##### Data extract

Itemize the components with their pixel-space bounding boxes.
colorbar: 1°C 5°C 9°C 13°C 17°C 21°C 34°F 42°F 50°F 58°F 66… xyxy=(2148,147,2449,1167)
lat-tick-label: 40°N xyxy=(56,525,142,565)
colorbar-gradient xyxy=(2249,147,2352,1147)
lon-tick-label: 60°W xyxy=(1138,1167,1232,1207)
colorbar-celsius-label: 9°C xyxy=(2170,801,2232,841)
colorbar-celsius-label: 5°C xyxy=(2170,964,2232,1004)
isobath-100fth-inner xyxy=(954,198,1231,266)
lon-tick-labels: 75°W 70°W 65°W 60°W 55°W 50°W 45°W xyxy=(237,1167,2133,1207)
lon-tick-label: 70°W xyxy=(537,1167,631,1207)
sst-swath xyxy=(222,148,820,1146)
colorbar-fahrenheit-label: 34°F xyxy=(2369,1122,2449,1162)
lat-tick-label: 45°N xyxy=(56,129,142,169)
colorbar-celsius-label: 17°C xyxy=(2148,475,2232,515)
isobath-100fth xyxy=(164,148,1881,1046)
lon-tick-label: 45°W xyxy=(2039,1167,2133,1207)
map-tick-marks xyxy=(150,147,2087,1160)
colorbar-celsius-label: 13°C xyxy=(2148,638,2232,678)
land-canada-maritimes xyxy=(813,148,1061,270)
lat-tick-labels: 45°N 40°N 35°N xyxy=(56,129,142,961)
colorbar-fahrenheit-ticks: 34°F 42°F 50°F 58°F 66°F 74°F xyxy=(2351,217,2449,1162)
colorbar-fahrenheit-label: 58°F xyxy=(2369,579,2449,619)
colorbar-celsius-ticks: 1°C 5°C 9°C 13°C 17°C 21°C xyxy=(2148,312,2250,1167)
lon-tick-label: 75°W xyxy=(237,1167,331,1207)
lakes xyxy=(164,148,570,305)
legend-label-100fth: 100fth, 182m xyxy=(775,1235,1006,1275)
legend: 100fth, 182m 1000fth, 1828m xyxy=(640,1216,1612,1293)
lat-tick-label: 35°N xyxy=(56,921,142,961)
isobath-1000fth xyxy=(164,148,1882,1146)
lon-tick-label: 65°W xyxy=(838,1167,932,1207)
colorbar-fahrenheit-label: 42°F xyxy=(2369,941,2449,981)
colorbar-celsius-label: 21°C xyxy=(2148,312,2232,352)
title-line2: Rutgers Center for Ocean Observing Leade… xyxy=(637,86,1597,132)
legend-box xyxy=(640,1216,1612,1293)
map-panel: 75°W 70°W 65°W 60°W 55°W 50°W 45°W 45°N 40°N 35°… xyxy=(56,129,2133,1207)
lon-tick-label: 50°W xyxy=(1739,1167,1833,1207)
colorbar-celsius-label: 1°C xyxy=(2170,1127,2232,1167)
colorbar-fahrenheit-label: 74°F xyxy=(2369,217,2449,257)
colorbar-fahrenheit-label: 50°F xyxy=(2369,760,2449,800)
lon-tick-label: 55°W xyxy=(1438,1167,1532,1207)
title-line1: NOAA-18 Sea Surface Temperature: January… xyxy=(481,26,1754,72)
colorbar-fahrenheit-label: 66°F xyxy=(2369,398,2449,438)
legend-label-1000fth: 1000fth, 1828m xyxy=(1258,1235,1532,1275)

##########

Put every line of the records above into a numbered list, leaving out any blank lines.

1. Itemize the components with their pixel-space bounding boxes.
2. colorbar: 1°C 5°C 9°C 13°C 17°C 21°C 34°F 42°F 50°F 58°F 66… xyxy=(2148,147,2449,1167)
3. lat-tick-label: 40°N xyxy=(56,525,142,565)
4. colorbar-gradient xyxy=(2249,147,2352,1147)
5. lon-tick-label: 60°W xyxy=(1138,1167,1232,1207)
6. colorbar-celsius-label: 9°C xyxy=(2170,801,2232,841)
7. colorbar-celsius-label: 5°C xyxy=(2170,964,2232,1004)
8. isobath-100fth-inner xyxy=(954,198,1231,266)
9. lon-tick-labels: 75°W 70°W 65°W 60°W 55°W 50°W 45°W xyxy=(237,1167,2133,1207)
10. lon-tick-label: 70°W xyxy=(537,1167,631,1207)
11. sst-swath xyxy=(222,148,820,1146)
12. colorbar-fahrenheit-label: 34°F xyxy=(2369,1122,2449,1162)
13. lat-tick-label: 45°N xyxy=(56,129,142,169)
14. colorbar-celsius-label: 17°C xyxy=(2148,475,2232,515)
15. isobath-100fth xyxy=(164,148,1881,1046)
16. lon-tick-label: 45°W xyxy=(2039,1167,2133,1207)
17. map-tick-marks xyxy=(150,147,2087,1160)
18. colorbar-celsius-label: 13°C xyxy=(2148,638,2232,678)
19. land-canada-maritimes xyxy=(813,148,1061,270)
20. lat-tick-labels: 45°N 40°N 35°N xyxy=(56,129,142,961)
21. colorbar-fahrenheit-ticks: 34°F 42°F 50°F 58°F 66°F 74°F xyxy=(2351,217,2449,1162)
22. colorbar-fahrenheit-label: 58°F xyxy=(2369,579,2449,619)
23. colorbar-celsius-ticks: 1°C 5°C 9°C 13°C 17°C 21°C xyxy=(2148,312,2250,1167)
24. lon-tick-label: 75°W xyxy=(237,1167,331,1207)
25. lakes xyxy=(164,148,570,305)
26. legend-label-100fth: 100fth, 182m xyxy=(775,1235,1006,1275)
27. legend: 100fth, 182m 1000fth, 1828m xyxy=(640,1216,1612,1293)
28. lat-tick-label: 35°N xyxy=(56,921,142,961)
29. isobath-1000fth xyxy=(164,148,1882,1146)
30. lon-tick-label: 65°W xyxy=(838,1167,932,1207)
31. colorbar-fahrenheit-label: 42°F xyxy=(2369,941,2449,981)
32. colorbar-celsius-label: 21°C xyxy=(2148,312,2232,352)
33. title-line2: Rutgers Center for Ocean Observing Leade… xyxy=(637,86,1597,132)
34. legend-box xyxy=(640,1216,1612,1293)
35. map-panel: 75°W 70°W 65°W 60°W 55°W 50°W 45°W 45°N 40°N 35°… xyxy=(56,129,2133,1207)
36. lon-tick-label: 50°W xyxy=(1739,1167,1833,1207)
37. colorbar-celsius-label: 1°C xyxy=(2170,1127,2232,1167)
38. colorbar-fahrenheit-label: 74°F xyxy=(2369,217,2449,257)
39. colorbar-fahrenheit-label: 50°F xyxy=(2369,760,2449,800)
40. lon-tick-label: 55°W xyxy=(1438,1167,1532,1207)
41. title-line1: NOAA-18 Sea Surface Temperature: January… xyxy=(481,26,1754,72)
42. colorbar-fahrenheit-label: 66°F xyxy=(2369,398,2449,438)
43. legend-label-1000fth: 1000fth, 1828m xyxy=(1258,1235,1532,1275)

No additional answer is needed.